**Material for the task:**
=== Section Start ===

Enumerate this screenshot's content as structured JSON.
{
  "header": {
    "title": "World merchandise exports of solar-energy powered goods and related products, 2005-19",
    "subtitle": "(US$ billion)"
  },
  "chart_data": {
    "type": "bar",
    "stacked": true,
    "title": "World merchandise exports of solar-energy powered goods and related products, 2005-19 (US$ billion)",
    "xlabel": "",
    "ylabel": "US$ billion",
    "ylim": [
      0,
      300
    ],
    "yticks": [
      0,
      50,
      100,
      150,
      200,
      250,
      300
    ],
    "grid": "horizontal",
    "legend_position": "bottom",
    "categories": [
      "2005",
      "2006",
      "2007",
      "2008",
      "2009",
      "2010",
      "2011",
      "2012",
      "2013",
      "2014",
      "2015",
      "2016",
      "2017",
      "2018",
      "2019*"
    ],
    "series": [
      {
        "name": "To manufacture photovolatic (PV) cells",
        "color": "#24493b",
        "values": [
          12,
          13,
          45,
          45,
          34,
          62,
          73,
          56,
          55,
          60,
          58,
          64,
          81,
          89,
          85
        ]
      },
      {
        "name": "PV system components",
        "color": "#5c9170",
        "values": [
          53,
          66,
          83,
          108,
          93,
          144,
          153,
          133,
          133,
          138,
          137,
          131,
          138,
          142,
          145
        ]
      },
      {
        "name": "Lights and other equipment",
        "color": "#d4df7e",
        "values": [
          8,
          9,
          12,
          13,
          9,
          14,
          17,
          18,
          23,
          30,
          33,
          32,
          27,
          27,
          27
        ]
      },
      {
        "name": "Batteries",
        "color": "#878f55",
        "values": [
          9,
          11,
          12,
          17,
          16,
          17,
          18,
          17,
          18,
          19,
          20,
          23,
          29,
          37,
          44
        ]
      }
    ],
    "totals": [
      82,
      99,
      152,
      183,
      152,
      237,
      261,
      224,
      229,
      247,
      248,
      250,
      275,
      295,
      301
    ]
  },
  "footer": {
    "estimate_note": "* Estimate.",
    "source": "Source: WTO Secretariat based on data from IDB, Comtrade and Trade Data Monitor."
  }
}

=== Section End ===

**What needs to be done:**
Produce a verbatim copy of all the material.

**Exercise solution:**
Enumerate this screenshot's content as structured JSON.
{
  "header": {
    "title": "World merchandise exports of solar-energy powered goods and related products, 2005-19",
    "subtitle": "(US$ billion)"
  },
  "chart_data": {
    "type": "bar",
    "stacked": true,
    "title": "World merchandise exports of solar-energy powered goods and related products, 2005-19 (US$ billion)",
    "xlabel": "",
    "ylabel": "US$ billion",
    "ylim": [
      0,
      300
    ],
    "yticks": [
      0,
      50,
      100,
      150,
      200,
      250,
      300
    ],
    "grid": "horizontal",
    "legend_position": "bottom",
    "categories": [
      "2005",
      "2006",
      "2007",
      "2008",
      "2009",
      "2010",
      "2011",
      "2012",
      "2013",
      "2014",
      "2015",
      "2016",
      "2017",
      "2018",
      "2019*"
    ],
    "series": [
      {
        "name": "To manufacture photovolatic (PV) cells",
        "color": "#24493b",
        "values": [
          12,
          13,
          45,
          45,
          34,
          62,
          73,
          56,
          55,
          60,
          58,
          64,
          81,
          89,
          85
        ]
      },
      {
        "name": "PV system components",
        "color": "#5c9170",
        "values": [
          53,
          66,
          83,
          108,
          93,
          144,
          153,
          133,
          133,
          138,
          137,
          131,
          138,
          142,
          145
        ]
      },
      {
        "name": "Lights and other equipment",
        "color": "#d4df7e",
        "values": [
          8,
          9,
          12,
          13,
          9,
          14,
          17,
          18,
          23,
          30,
          33,
          32,
          27,
          27,
          27
        ]
      },
      {
        "name": "Batteries",
        "color": "#878f55",
        "values": [
          9,
          11,
          12,
          17,
          16,
          17,
          18,
          17,
          18,
          19,
          20,
          23,
          29,
          37,
          44
        ]
      }
    ],
    "totals": [
      82,
      99,
      152,
      183,
      152,
      237,
      261,
      224,
      229,
      247,
      248,
      250,
      275,
      295,
      301
    ]
  },
  "footer": {
    "estimate_note": "* Estimate.",
    "source": "Source: WTO Secretariat based on data from IDB, Comtrade and Trade Data Monitor."
  }
}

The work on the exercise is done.